Algo de muito estranho vem acontecendo na política do vizinho município de Restinga. Há mais de um mês, o prefeito Paulo Pitt (DEM) vem sendo alvo da Câmara Municipal em razão de acusações que, até o momento, não chegaram a ser provadas. E, pelo que se percebe, será difícil aos adversários do chefe do Executivo conseguirem evidências suficientes para afastá-lo do cargo. O último lance desta história nebulosa — e aparentemente eivada de ódio e de vingança —ocorreu na terça-feira passada, quando a Câmara Municipal, em processo bastante suspeito e sumário, resolveu afastar Paulo Pitt e sua vice, Luciene Martins (PRB), dos cargos. O presidente do Legislativo, Fernando Costa (PSB), assumiu interinamente a cadeira de prefeito.

:: DADOS DE ORIGEM ::

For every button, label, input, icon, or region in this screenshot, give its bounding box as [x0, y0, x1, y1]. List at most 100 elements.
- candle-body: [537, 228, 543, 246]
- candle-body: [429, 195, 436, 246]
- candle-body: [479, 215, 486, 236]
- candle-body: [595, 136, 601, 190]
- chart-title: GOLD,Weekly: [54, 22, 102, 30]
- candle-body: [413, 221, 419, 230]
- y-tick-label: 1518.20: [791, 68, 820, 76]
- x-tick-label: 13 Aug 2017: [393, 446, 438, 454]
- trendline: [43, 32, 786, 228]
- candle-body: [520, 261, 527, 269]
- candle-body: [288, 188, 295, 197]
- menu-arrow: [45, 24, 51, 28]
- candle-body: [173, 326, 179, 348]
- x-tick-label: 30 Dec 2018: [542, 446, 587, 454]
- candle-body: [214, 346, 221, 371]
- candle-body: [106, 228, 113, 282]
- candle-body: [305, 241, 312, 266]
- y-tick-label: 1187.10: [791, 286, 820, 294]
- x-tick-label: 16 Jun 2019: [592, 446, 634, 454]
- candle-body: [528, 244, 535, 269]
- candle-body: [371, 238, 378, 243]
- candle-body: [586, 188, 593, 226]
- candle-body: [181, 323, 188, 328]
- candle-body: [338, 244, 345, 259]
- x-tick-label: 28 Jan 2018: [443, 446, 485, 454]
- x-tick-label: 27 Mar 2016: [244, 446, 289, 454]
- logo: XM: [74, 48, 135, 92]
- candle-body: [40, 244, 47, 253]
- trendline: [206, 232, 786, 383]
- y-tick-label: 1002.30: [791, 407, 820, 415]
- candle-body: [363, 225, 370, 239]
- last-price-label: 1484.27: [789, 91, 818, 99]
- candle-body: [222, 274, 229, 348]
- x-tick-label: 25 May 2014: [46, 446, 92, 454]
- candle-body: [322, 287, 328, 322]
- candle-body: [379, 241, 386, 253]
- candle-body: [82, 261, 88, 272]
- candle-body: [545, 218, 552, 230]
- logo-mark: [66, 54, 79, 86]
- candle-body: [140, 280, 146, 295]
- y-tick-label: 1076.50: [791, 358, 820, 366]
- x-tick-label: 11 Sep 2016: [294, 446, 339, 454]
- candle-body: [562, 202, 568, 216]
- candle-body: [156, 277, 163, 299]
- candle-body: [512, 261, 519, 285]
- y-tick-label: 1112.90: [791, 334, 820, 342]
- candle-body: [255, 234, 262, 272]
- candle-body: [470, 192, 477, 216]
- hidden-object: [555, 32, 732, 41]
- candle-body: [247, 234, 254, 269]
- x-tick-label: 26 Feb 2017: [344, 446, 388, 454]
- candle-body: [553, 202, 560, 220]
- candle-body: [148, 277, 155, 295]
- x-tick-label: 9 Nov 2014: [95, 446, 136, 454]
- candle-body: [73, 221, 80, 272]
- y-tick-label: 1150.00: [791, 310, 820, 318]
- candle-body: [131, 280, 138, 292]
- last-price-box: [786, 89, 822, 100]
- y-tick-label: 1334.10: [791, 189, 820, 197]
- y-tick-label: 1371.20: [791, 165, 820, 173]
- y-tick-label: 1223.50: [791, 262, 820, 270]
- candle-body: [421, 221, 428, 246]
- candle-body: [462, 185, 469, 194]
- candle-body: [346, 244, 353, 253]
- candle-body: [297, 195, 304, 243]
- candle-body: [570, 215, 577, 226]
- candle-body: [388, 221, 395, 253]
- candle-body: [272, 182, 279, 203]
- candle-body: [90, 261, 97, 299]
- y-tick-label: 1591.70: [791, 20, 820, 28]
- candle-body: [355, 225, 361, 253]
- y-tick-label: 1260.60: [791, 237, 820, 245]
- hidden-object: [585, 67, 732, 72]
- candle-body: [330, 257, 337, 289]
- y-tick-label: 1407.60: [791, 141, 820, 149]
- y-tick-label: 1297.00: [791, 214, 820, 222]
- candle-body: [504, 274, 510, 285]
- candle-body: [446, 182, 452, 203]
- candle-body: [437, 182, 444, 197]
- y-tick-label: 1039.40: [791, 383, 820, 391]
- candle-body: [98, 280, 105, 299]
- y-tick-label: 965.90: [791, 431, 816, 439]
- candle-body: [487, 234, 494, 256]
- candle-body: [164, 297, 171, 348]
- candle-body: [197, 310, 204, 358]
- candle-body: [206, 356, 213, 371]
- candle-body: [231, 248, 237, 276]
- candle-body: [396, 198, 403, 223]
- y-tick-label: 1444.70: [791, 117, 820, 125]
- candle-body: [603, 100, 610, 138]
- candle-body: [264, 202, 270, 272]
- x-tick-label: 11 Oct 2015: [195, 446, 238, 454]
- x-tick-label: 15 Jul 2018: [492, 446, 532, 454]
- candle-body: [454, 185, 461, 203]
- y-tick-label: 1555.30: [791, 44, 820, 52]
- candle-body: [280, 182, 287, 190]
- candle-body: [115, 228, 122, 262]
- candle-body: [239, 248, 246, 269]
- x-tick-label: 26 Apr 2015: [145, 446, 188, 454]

:: TAREFA ::
Reproduza o trecho sobre a política de Restinga, começando em "Algo de muito" e seguindo até "cadeira de prefeito.". Os dados foram tirados de outra fonte.

:: RESPOSTA ::
Algo de muito estranho vem acontecendo na política do vizinho município de Restinga. Há mais de um mês, o prefeito Paulo Pitt (DEM) vem sendo alvo da Câmara Municipal em razão de acusações que, até o momento, não chegaram a ser provadas. E, pelo que se percebe, será difícil aos adversários do chefe do Executivo conseguirem evidências suficientes para afastá-lo do cargo. O último lance desta história nebulosa — e aparentemente eivada de ódio e de vingança —ocorreu na terça-feira passada, quando a Câmara Municipal, em processo bastante suspeito e sumário, resolveu afastar Paulo Pitt e sua vice, Luciene Martins (PRB), dos cargos. O presidente do Legislativo, Fernando Costa (PSB), assumiu interinamente a cadeira de prefeito.